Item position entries
- - - - -

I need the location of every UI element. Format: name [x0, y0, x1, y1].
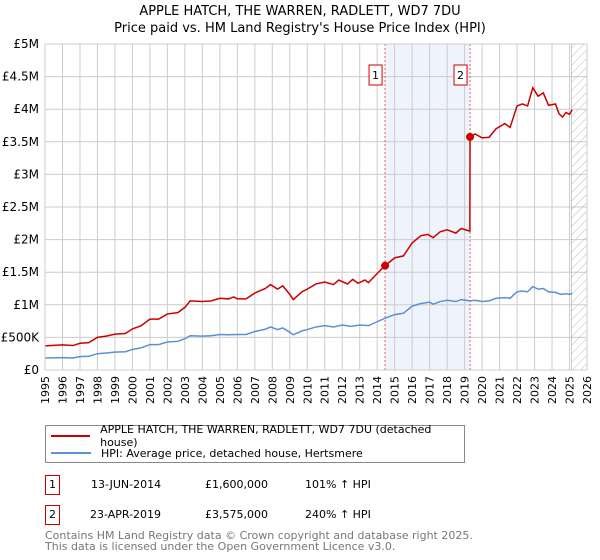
forecast-hatch: [571, 43, 588, 371]
legend-swatch-blue: [51, 452, 91, 454]
x-tick-label: 2011: [319, 376, 332, 404]
sale-point: [466, 132, 475, 141]
x-tick-label: 2014: [371, 376, 384, 404]
sale-date: 13-JUN-2014: [91, 478, 162, 491]
sale-hpi: 240% ↑ HPI: [305, 508, 371, 521]
hpi-series-line: [44, 285, 573, 359]
plot-area: 1995 1996 1997 1998 1999 2000 2001 2002 2003 2004…: [1, 37, 594, 404]
x-tick-label: 1999: [109, 376, 122, 404]
x-tick-label: 2002: [161, 376, 174, 404]
x-tick-label: 2024: [546, 376, 559, 404]
sale-price: £1,600,000: [205, 478, 268, 491]
x-tick-label: 2007: [249, 376, 262, 404]
x-tick-label: 2016: [406, 376, 419, 404]
chart-subtitle: Price paid vs. HM Land Registry's House …: [114, 21, 486, 36]
x-tick-label: 2025: [564, 376, 577, 404]
y-tick-label: £2M: [13, 233, 39, 247]
sale-label-box: [368, 64, 383, 86]
sale-label-box: [453, 64, 468, 86]
plot-border: [44, 43, 588, 371]
x-tick-label: 1995: [39, 376, 52, 404]
x-tick-label: 2000: [126, 376, 139, 404]
y-tick-label: £0: [24, 363, 39, 377]
y-tick-label: £3M: [13, 167, 39, 181]
x-tick-label: 2018: [441, 376, 454, 404]
sale-label: 2: [457, 69, 464, 82]
x-tick-label: 2022: [511, 376, 524, 404]
x-tick-label: 2021: [494, 376, 507, 404]
sale-hpi: 101% ↑ HPI: [305, 478, 371, 491]
sale-point: [381, 261, 390, 270]
legend-item-hpi: HPI: Average price, detached house, Hert…: [51, 445, 363, 461]
legend-label-property: APPLE HATCH, THE WARREN, RADLETT, WD7 7D…: [100, 423, 432, 449]
sale-badge: 2: [45, 505, 60, 525]
y-tick-label: £4.5M: [2, 70, 39, 84]
footer: Contains HM Land Registry data © Crown c…: [45, 530, 473, 552]
x-tick-label: 1997: [74, 376, 87, 404]
legend-swatch-red: [51, 435, 91, 437]
x-tick-label: 2001: [144, 376, 157, 404]
x-tick-label: 2005: [214, 376, 227, 404]
chart-title: APPLE HATCH, THE WARREN, RADLETT, WD7 7D…: [139, 4, 461, 19]
legend: APPLE HATCH, THE WARREN, RADLETT, WD7 7D…: [45, 423, 465, 463]
footer-line-1: Contains HM Land Registry data © Crown c…: [45, 529, 473, 542]
y-tick-label: £5M: [13, 37, 39, 51]
property-series-line: [44, 85, 573, 347]
x-tick-label: 2019: [459, 376, 472, 404]
x-tick-label: 2013: [354, 376, 367, 404]
x-tick-label: 2020: [476, 376, 489, 404]
x-tick-label: 2003: [179, 376, 192, 404]
x-tick-label: 1998: [91, 376, 104, 404]
footer-line-2: This data is licensed under the Open Gov…: [45, 540, 396, 553]
sale-label: 1: [372, 69, 379, 82]
x-tick-label: 2023: [529, 376, 542, 404]
x-tick-label: 2017: [424, 376, 437, 404]
x-tick-label: 2008: [266, 376, 279, 404]
y-tick-label: £4M: [13, 102, 39, 116]
x-tick-label: 2006: [231, 376, 244, 404]
x-tick-label: 2004: [196, 376, 209, 404]
x-tick-label: 2009: [284, 376, 297, 404]
x-tick-label: 2026: [581, 376, 594, 404]
x-tick-label: 1996: [56, 376, 69, 404]
legend-item-property: APPLE HATCH, THE WARREN, RADLETT, WD7 7D…: [51, 423, 464, 449]
x-tick-label: 2012: [336, 376, 349, 404]
y-tick-label: £2.5M: [2, 200, 39, 214]
sale-price: £3,575,000: [205, 508, 268, 521]
y-tick-label: £500K: [1, 330, 41, 344]
legend-label-hpi: HPI: Average price, detached house, Hert…: [101, 446, 363, 460]
sale-badge: 1: [45, 475, 60, 495]
x-tick-label: 2010: [301, 376, 314, 404]
y-tick-label: £1M: [13, 298, 39, 312]
x-tick-label: 2015: [389, 376, 402, 404]
y-tick-label: £3.5M: [2, 135, 39, 149]
sale-date: 23-APR-2019: [90, 508, 162, 521]
y-tick-label: £1.5M: [2, 265, 39, 279]
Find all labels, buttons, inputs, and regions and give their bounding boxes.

- - - - -

» **Task**: Copy the lines of the data above without any change. Start with the line that contains "forecast-hatch: [571, 43, 588, 371]" and continue through the line that contains "sale-label: 1: [372, 69, 379, 82]", including both.

» **The answer**:
forecast-hatch: [571, 43, 588, 371]
legend-swatch-blue: [51, 452, 91, 454]
x-tick-label: 2011: [319, 376, 332, 404]
sale-point: [466, 132, 475, 141]
x-tick-label: 2014: [371, 376, 384, 404]
sale-date: 13-JUN-2014: [91, 478, 162, 491]
sale-hpi: 240% ↑ HPI: [305, 508, 371, 521]
hpi-series-line: [44, 285, 573, 359]
plot-area: 1995 1996 1997 1998 1999 2000 2001 2002 2003 2004…: [1, 37, 594, 404]
x-tick-label: 1999: [109, 376, 122, 404]
x-tick-label: 2002: [161, 376, 174, 404]
x-tick-label: 2024: [546, 376, 559, 404]
sale-price: £1,600,000: [205, 478, 268, 491]
x-tick-label: 2007: [249, 376, 262, 404]
x-tick-label: 2016: [406, 376, 419, 404]
chart-subtitle: Price paid vs. HM Land Registry's House …: [114, 21, 486, 36]
x-tick-label: 2025: [564, 376, 577, 404]
y-tick-label: £2M: [13, 233, 39, 247]
sale-label-box: [368, 64, 383, 86]
sale-label-box: [453, 64, 468, 86]
plot-border: [44, 43, 588, 371]
x-tick-label: 1995: [39, 376, 52, 404]
x-tick-label: 2000: [126, 376, 139, 404]
y-tick-label: £0: [24, 363, 39, 377]
y-tick-label: £3M: [13, 167, 39, 181]
x-tick-label: 2018: [441, 376, 454, 404]
sale-label: 2: [457, 69, 464, 82]
x-tick-label: 2022: [511, 376, 524, 404]
x-tick-label: 2021: [494, 376, 507, 404]
sale-hpi: 101% ↑ HPI: [305, 478, 371, 491]
sale-point: [381, 261, 390, 270]
legend-item-hpi: HPI: Average price, detached house, Hert…: [51, 445, 363, 461]
legend-label-property: APPLE HATCH, THE WARREN, RADLETT, WD7 7D…: [100, 423, 432, 449]
sale-badge: 2: [45, 505, 60, 525]
y-tick-label: £4.5M: [2, 70, 39, 84]
footer: Contains HM Land Registry data © Crown c…: [45, 530, 473, 552]
x-tick-label: 1997: [74, 376, 87, 404]
legend-swatch-red: [51, 435, 91, 437]
x-tick-label: 2001: [144, 376, 157, 404]
x-tick-label: 2005: [214, 376, 227, 404]
chart-title: APPLE HATCH, THE WARREN, RADLETT, WD7 7D…: [139, 4, 461, 19]
legend: APPLE HATCH, THE WARREN, RADLETT, WD7 7D…: [45, 423, 465, 463]
footer-line-1: Contains HM Land Registry data © Crown c…: [45, 529, 473, 542]
y-tick-label: £5M: [13, 37, 39, 51]
property-series-line: [44, 85, 573, 347]
x-tick-label: 2019: [459, 376, 472, 404]
x-tick-label: 2013: [354, 376, 367, 404]
x-tick-label: 2020: [476, 376, 489, 404]
x-tick-label: 2003: [179, 376, 192, 404]
x-tick-label: 1998: [91, 376, 104, 404]
footer-line-2: This data is licensed under the Open Gov…: [45, 540, 396, 553]
sale-label: 1: [372, 69, 379, 82]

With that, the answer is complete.